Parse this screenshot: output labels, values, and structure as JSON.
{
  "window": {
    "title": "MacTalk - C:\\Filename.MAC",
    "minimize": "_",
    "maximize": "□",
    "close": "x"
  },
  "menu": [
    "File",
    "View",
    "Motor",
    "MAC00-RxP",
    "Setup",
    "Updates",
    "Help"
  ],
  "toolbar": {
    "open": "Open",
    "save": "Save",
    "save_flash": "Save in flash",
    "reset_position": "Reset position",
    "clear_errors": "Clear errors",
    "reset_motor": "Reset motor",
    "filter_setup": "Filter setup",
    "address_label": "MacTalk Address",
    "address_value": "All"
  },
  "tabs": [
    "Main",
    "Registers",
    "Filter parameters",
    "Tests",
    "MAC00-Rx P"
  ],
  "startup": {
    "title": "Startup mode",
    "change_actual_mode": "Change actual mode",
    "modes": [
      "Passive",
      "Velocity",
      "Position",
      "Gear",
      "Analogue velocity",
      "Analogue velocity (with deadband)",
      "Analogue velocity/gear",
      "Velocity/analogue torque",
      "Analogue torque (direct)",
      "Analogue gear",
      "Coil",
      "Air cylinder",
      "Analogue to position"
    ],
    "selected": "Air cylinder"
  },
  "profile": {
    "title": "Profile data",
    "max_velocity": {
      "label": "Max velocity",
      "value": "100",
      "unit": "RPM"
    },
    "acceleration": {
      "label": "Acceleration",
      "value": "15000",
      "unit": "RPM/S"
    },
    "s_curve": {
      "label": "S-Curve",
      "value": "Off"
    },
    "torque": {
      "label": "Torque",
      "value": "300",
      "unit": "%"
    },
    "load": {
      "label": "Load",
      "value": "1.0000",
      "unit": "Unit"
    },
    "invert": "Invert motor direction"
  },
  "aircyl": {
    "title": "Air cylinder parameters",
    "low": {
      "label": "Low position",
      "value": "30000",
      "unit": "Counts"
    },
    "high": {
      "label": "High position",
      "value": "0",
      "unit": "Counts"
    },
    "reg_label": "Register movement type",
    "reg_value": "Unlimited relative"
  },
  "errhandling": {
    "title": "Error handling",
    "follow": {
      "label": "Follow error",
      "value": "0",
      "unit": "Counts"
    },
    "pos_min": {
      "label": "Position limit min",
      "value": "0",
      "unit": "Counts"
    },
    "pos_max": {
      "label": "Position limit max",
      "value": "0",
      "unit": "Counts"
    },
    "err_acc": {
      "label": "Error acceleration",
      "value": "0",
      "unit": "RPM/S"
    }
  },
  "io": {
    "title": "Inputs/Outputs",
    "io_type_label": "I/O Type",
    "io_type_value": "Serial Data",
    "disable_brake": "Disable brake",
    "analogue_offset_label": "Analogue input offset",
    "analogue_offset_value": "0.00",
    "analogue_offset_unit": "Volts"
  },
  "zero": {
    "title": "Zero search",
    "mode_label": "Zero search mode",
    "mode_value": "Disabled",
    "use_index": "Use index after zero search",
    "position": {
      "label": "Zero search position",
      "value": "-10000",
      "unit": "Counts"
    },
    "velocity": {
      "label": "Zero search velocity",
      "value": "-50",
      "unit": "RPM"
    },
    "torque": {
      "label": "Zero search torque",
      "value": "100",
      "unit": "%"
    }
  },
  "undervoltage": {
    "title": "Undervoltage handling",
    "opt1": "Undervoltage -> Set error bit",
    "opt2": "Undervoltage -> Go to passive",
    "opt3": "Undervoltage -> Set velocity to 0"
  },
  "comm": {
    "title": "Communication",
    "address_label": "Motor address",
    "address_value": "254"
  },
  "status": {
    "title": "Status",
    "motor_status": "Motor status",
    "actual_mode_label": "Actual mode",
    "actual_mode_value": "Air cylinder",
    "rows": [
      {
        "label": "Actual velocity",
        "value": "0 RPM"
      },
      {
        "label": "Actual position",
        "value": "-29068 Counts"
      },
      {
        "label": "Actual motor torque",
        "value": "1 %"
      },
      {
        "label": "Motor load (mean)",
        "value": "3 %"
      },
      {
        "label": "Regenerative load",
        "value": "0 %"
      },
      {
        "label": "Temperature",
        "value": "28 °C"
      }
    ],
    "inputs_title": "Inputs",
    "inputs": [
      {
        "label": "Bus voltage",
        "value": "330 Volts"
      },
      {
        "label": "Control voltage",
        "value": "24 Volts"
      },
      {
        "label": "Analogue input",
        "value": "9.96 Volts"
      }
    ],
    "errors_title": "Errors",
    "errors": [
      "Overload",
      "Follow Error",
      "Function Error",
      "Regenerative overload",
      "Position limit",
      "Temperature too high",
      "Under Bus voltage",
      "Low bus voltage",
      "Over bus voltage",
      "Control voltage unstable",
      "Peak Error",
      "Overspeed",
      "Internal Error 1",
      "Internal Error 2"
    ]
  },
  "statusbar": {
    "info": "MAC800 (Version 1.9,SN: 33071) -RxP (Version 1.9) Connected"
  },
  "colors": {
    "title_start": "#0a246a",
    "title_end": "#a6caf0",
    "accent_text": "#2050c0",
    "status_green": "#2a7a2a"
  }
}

^^^^^^^^

= WHAT THIS TASK INVOLVES =
Among the entries, how many lines contain the string "MacTalk"? Give the number without anything else.

= ANSWER TO THIS PROBLEM =
2